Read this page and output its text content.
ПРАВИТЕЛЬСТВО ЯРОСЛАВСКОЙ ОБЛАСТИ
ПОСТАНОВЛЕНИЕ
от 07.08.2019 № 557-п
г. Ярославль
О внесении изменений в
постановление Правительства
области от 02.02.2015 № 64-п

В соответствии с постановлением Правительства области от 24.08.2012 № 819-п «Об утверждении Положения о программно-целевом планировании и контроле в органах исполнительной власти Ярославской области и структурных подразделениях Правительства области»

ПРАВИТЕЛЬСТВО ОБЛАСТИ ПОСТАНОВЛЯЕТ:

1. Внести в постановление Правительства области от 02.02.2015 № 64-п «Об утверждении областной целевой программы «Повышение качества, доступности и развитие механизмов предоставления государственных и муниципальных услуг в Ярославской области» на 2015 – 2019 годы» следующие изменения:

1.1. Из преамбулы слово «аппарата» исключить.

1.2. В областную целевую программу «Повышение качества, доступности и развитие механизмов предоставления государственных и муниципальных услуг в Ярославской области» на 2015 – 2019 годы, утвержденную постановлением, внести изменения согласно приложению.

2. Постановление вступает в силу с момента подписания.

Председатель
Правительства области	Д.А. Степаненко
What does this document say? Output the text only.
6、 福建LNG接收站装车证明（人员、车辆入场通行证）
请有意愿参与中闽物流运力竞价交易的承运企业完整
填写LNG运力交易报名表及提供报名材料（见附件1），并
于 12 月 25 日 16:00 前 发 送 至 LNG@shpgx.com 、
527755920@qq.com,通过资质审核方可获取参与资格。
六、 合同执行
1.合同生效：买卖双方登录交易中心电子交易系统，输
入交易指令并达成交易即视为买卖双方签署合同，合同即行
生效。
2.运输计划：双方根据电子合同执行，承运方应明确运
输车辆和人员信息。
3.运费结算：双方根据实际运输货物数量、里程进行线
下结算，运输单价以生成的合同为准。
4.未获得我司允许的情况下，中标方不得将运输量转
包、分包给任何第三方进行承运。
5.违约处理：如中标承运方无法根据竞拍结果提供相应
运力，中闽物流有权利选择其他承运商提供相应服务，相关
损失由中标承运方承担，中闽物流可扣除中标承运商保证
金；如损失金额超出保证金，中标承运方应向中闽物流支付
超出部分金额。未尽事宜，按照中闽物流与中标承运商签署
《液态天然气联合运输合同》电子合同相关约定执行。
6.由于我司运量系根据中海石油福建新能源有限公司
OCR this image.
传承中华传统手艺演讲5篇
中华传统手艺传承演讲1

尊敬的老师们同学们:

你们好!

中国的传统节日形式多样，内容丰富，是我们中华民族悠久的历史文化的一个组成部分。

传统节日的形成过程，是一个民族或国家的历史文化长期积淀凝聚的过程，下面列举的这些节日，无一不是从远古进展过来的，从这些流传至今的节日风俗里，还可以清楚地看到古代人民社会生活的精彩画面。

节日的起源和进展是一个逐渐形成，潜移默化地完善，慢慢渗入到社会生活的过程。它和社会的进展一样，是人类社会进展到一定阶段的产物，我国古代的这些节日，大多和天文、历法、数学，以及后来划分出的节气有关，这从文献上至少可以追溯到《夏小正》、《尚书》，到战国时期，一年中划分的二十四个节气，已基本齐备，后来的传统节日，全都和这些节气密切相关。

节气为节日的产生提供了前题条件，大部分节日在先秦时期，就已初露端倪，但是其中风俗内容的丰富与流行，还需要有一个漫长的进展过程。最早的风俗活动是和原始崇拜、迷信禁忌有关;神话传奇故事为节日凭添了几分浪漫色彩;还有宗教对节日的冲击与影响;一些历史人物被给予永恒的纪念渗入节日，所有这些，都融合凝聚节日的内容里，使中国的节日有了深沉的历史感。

****

## What to produce
Write out every record shown above, word for word.

## Solution to this task
Read this page and output its text content.
ПРАВИТЕЛЬСТВО ЯРОСЛАВСКОЙ ОБЛАСТИ
ПОСТАНОВЛЕНИЕ
от 07.08.2019 № 557-п
г. Ярославль
О внесении изменений в
постановление Правительства
области от 02.02.2015 № 64-п

В соответствии с постановлением Правительства области от 24.08.2012 № 819-п «Об утверждении Положения о программно-целевом планировании и контроле в органах исполнительной власти Ярославской области и структурных подразделениях Правительства области»

ПРАВИТЕЛЬСТВО ОБЛАСТИ ПОСТАНОВЛЯЕТ:

1. Внести в постановление Правительства области от 02.02.2015 № 64-п «Об утверждении областной целевой программы «Повышение качества, доступности и развитие механизмов предоставления государственных и муниципальных услуг в Ярославской области» на 2015 – 2019 годы» следующие изменения:

1.1. Из преамбулы слово «аппарата» исключить.

1.2. В областную целевую программу «Повышение качества, доступности и развитие механизмов предоставления государственных и муниципальных услуг в Ярославской области» на 2015 – 2019 годы, утвержденную постановлением, внести изменения согласно приложению.

2. Постановление вступает в силу с момента подписания.

Председатель
Правительства области	Д.А. Степаненко
What does this document say? Output the text only.
6、 福建LNG接收站装车证明（人员、车辆入场通行证）
请有意愿参与中闽物流运力竞价交易的承运企业完整
填写LNG运力交易报名表及提供报名材料（见附件1），并
于 12 月 25 日 16:00 前 发 送 至 LNG@shpgx.com 、
527755920@qq.com,通过资质审核方可获取参与资格。
六、 合同执行
1.合同生效：买卖双方登录交易中心电子交易系统，输
入交易指令并达成交易即视为买卖双方签署合同，合同即行
生效。
2.运输计划：双方根据电子合同执行，承运方应明确运
输车辆和人员信息。
3.运费结算：双方根据实际运输货物数量、里程进行线
下结算，运输单价以生成的合同为准。
4.未获得我司允许的情况下，中标方不得将运输量转
包、分包给任何第三方进行承运。
5.违约处理：如中标承运方无法根据竞拍结果提供相应
运力，中闽物流有权利选择其他承运商提供相应服务，相关
损失由中标承运方承担，中闽物流可扣除中标承运商保证
金；如损失金额超出保证金，中标承运方应向中闽物流支付
超出部分金额。未尽事宜，按照中闽物流与中标承运商签署
《液态天然气联合运输合同》电子合同相关约定执行。
6.由于我司运量系根据中海石油福建新能源有限公司
OCR this image.
传承中华传统手艺演讲5篇
中华传统手艺传承演讲1

尊敬的老师们同学们:

你们好!

中国的传统节日形式多样，内容丰富，是我们中华民族悠久的历史文化的一个组成部分。

传统节日的形成过程，是一个民族或国家的历史文化长期积淀凝聚的过程，下面列举的这些节日，无一不是从远古进展过来的，从这些流传至今的节日风俗里，还可以清楚地看到古代人民社会生活的精彩画面。

节日的起源和进展是一个逐渐形成，潜移默化地完善，慢慢渗入到社会生活的过程。它和社会的进展一样，是人类社会进展到一定阶段的产物，我国古代的这些节日，大多和天文、历法、数学，以及后来划分出的节气有关，这从文献上至少可以追溯到《夏小正》、《尚书》，到战国时期，一年中划分的二十四个节气，已基本齐备，后来的传统节日，全都和这些节气密切相关。

节气为节日的产生提供了前题条件，大部分节日在先秦时期，就已初露端倪，但是其中风俗内容的丰富与流行，还需要有一个漫长的进展过程。最早的风俗活动是和原始崇拜、迷信禁忌有关;神话传奇故事为节日凭添了几分浪漫色彩;还有宗教对节日的冲击与影响;一些历史人物被给予永恒的纪念渗入节日，所有这些，都融合凝聚节日的内容里，使中国的节日有了深沉的历史感。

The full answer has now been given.